***** Dataset content

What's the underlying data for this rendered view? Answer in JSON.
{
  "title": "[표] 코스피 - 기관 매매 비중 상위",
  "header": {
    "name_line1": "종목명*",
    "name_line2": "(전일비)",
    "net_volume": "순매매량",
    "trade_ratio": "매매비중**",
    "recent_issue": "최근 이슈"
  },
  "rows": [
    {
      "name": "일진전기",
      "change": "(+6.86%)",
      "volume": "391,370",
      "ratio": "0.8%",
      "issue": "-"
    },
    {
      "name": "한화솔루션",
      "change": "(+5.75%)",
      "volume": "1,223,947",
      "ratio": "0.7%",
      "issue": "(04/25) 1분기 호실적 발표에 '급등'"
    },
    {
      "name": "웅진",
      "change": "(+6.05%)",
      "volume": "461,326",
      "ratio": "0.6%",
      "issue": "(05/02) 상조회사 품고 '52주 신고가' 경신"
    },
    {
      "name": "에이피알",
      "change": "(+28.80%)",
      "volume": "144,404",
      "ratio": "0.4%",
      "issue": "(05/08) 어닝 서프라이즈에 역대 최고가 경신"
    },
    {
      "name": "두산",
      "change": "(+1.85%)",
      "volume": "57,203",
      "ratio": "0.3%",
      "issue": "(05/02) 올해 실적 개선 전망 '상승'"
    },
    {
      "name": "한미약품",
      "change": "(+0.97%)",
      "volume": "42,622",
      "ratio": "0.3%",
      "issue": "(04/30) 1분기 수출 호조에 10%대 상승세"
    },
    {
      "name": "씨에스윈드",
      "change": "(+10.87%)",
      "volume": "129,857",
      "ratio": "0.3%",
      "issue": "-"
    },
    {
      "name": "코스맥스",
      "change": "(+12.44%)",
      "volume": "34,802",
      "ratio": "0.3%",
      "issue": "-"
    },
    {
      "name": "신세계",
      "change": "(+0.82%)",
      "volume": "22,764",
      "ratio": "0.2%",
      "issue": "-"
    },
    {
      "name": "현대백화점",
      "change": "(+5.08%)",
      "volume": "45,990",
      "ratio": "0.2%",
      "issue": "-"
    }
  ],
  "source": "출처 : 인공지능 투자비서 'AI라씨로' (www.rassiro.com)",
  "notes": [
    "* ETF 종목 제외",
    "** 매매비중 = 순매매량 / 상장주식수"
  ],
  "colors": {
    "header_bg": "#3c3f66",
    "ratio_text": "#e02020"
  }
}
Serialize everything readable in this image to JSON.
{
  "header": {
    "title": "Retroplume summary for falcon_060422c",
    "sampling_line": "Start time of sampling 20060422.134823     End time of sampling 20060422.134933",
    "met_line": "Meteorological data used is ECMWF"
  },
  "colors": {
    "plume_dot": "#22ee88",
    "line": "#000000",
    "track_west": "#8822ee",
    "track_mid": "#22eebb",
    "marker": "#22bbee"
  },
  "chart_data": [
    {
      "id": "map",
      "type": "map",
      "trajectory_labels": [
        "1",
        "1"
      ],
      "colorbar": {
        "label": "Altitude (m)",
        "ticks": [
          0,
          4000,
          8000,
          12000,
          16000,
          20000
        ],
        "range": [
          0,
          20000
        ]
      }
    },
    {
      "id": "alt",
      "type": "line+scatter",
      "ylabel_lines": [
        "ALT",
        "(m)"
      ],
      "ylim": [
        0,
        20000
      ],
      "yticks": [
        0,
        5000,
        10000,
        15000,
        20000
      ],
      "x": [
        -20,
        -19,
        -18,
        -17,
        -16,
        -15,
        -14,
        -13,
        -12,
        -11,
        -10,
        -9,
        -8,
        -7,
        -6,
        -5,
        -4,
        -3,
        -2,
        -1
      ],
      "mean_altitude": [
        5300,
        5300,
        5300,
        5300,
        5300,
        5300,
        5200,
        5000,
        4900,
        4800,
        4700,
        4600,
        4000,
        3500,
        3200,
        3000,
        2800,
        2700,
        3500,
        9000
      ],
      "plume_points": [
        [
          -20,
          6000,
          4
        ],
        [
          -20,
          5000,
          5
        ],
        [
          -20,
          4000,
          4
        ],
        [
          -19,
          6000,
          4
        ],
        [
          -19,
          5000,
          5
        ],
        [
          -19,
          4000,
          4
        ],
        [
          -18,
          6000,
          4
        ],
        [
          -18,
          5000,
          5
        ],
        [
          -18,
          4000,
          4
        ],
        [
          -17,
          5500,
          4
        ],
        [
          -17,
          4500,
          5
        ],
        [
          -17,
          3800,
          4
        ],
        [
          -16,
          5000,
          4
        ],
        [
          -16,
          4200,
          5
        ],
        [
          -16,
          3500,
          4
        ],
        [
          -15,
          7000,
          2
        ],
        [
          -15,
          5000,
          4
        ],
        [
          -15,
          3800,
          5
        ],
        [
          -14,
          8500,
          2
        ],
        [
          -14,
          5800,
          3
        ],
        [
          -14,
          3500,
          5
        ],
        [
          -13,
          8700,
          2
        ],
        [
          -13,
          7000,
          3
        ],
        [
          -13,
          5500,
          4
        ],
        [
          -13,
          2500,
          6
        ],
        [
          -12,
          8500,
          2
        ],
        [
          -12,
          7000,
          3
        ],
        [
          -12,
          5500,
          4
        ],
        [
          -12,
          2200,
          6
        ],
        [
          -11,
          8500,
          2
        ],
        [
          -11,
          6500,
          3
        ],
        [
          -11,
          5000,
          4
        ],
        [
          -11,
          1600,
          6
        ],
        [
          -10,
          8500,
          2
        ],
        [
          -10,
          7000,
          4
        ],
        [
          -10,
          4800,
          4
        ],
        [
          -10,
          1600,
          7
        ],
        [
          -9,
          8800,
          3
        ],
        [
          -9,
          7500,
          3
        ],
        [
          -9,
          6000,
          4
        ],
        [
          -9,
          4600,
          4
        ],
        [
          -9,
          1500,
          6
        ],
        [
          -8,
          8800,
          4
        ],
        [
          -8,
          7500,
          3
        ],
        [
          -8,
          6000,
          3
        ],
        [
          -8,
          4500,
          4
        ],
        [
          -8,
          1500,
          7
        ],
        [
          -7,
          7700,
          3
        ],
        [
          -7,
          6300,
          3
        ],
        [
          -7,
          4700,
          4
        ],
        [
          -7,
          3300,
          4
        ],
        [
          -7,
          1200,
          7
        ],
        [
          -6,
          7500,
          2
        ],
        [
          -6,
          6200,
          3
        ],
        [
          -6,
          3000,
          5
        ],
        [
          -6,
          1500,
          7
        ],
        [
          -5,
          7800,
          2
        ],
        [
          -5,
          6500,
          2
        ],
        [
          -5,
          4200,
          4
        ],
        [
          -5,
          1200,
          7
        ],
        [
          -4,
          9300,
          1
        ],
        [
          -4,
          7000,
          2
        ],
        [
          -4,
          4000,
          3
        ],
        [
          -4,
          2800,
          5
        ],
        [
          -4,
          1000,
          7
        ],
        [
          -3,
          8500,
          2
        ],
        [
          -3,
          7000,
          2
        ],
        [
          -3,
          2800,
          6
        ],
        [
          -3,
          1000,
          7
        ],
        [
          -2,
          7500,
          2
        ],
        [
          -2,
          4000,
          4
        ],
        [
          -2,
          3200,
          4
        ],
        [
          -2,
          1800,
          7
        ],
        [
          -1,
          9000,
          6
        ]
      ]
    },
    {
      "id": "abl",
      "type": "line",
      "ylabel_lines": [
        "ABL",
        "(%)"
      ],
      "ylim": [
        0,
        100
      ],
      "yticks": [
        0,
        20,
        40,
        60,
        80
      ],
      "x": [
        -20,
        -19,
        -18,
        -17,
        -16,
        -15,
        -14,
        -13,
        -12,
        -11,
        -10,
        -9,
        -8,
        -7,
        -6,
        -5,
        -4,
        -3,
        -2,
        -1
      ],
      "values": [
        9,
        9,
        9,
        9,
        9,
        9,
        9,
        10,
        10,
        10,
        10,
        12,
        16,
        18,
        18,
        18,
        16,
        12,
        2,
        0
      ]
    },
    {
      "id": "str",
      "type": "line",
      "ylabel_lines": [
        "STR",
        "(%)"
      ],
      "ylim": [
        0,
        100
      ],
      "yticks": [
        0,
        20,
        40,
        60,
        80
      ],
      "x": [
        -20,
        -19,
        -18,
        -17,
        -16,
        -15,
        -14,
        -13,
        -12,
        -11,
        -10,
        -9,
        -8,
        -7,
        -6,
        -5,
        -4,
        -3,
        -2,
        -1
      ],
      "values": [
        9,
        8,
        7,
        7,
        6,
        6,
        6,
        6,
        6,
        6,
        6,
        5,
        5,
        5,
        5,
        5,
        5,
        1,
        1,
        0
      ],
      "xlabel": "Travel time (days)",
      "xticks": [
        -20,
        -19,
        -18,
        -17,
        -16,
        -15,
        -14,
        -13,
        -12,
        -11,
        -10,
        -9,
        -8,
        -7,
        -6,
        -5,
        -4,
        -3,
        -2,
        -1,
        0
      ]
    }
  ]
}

**********

Work required
Search the data above for the string "JSON" and copy each line that has it.

Answer to this exercise
What's the underlying data for this rendered view? Answer in JSON.
Serialize everything readable in this image to JSON.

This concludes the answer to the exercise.